Given problem.
Go through the entries below and copy each line containing the word "JSON".
** start Data shown **
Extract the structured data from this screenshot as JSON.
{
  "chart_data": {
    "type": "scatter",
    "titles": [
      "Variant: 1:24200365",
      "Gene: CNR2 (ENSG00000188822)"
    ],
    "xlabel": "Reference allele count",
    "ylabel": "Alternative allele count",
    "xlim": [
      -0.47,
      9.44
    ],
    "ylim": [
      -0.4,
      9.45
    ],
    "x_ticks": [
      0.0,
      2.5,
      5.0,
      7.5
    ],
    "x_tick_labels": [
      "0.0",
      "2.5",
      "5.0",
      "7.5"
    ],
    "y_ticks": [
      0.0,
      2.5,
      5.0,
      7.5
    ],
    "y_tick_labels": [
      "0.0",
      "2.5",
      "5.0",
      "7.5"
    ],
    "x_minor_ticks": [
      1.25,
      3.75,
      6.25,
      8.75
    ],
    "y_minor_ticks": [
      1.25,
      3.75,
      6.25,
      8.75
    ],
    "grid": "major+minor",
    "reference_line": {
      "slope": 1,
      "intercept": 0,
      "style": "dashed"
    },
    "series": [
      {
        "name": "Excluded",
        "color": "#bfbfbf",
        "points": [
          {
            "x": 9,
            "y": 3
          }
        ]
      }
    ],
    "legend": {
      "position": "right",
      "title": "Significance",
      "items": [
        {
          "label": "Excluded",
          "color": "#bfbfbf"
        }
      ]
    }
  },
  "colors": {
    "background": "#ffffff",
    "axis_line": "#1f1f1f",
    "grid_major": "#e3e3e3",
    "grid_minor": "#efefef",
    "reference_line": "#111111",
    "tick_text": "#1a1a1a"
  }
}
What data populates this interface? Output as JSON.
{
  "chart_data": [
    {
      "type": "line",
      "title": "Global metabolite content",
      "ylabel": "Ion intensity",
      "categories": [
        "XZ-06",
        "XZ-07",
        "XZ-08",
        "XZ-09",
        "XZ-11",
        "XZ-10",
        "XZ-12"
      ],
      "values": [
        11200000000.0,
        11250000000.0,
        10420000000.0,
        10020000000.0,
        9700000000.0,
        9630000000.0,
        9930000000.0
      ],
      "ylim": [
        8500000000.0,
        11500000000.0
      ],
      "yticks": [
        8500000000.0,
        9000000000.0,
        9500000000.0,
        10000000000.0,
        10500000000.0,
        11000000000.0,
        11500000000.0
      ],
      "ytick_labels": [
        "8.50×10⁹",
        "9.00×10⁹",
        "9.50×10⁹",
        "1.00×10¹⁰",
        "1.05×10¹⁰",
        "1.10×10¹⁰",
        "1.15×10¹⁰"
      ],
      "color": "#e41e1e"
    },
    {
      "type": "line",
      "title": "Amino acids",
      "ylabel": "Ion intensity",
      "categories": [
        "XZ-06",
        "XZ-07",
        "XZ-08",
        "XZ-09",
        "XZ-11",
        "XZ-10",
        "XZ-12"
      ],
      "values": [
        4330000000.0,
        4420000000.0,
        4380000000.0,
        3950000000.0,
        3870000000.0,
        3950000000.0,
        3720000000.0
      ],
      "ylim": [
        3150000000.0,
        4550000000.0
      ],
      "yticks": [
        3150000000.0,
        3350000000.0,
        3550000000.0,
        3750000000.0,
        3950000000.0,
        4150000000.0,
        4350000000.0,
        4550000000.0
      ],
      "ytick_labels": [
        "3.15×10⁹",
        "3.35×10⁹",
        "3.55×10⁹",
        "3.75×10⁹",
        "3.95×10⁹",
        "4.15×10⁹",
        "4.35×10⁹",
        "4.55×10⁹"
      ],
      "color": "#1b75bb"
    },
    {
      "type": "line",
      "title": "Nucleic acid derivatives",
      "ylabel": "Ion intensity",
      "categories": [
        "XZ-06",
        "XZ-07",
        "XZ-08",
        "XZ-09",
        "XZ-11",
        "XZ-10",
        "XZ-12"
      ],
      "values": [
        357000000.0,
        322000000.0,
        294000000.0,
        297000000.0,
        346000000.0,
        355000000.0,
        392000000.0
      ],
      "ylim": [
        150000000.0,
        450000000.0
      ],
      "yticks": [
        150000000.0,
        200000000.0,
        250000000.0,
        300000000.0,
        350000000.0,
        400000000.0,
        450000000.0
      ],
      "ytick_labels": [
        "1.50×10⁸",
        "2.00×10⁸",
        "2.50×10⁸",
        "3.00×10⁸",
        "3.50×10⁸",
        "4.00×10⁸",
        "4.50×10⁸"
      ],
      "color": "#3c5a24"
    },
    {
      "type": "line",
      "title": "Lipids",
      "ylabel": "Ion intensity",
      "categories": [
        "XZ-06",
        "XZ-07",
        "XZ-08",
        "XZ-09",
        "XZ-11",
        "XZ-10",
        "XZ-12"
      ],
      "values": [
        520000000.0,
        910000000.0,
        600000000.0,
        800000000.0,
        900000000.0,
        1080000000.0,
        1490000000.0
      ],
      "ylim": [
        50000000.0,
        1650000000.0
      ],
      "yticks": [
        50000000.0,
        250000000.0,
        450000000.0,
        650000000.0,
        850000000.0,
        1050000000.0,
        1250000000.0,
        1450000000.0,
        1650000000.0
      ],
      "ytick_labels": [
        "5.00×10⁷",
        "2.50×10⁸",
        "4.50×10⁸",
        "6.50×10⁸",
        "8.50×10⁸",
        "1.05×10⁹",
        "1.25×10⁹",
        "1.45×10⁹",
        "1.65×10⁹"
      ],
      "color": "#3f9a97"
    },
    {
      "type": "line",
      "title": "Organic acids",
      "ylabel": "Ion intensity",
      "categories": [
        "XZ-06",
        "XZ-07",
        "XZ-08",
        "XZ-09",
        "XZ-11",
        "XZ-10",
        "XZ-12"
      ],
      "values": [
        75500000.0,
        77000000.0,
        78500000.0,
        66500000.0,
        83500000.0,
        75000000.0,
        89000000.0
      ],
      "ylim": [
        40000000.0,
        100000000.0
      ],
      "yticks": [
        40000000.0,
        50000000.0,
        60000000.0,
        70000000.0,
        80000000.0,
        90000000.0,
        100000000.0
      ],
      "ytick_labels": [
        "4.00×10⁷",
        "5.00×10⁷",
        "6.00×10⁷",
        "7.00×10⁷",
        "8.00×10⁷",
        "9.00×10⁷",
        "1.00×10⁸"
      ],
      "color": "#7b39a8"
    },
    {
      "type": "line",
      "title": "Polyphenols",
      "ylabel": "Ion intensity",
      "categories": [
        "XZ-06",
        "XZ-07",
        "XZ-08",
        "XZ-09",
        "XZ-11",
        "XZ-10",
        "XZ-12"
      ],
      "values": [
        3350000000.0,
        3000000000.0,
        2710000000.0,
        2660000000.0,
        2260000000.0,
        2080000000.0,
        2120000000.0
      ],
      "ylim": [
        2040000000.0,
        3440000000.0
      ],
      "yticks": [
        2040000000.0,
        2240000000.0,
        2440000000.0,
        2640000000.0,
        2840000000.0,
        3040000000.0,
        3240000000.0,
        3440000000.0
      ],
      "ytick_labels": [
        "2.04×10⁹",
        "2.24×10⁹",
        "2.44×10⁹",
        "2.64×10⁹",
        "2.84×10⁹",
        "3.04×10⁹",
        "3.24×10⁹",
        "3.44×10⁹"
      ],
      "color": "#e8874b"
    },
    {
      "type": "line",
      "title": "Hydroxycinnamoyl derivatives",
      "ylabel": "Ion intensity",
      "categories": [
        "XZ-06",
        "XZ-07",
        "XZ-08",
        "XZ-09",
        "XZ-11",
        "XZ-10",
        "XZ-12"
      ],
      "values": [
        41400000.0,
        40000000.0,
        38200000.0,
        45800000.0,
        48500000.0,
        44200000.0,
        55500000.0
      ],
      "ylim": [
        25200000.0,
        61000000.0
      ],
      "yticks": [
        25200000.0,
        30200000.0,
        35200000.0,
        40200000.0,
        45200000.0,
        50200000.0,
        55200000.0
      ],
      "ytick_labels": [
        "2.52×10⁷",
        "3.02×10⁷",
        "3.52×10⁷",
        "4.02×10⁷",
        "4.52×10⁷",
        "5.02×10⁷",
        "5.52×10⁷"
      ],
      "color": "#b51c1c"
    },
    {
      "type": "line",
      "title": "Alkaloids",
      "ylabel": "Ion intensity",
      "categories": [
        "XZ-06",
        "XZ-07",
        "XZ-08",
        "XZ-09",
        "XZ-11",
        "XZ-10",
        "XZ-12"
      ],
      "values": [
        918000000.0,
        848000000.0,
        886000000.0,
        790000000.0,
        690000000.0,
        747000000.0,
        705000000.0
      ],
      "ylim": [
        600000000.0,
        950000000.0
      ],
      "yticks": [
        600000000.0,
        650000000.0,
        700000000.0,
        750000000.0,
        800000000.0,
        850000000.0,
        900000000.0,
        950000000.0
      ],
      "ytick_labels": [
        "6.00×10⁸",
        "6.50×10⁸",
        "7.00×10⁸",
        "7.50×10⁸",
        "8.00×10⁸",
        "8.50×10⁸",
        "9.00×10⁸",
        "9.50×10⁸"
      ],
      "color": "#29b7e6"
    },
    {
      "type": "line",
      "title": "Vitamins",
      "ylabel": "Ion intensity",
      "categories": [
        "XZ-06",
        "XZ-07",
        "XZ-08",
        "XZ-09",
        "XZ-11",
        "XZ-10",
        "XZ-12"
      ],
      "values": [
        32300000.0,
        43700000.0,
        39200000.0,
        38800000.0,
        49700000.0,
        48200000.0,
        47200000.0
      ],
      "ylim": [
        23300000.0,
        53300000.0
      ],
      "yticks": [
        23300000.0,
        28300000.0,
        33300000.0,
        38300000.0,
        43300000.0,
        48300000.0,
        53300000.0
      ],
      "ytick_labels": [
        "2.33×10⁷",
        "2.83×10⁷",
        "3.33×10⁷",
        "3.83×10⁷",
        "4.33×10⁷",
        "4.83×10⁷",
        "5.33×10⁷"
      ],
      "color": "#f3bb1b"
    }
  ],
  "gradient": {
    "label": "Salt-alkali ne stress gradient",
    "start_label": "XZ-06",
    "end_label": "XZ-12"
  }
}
** end Data shown **
Output for this exercise.
Extract the structured data from this screenshot as JSON.
What data populates this interface? Output as JSON.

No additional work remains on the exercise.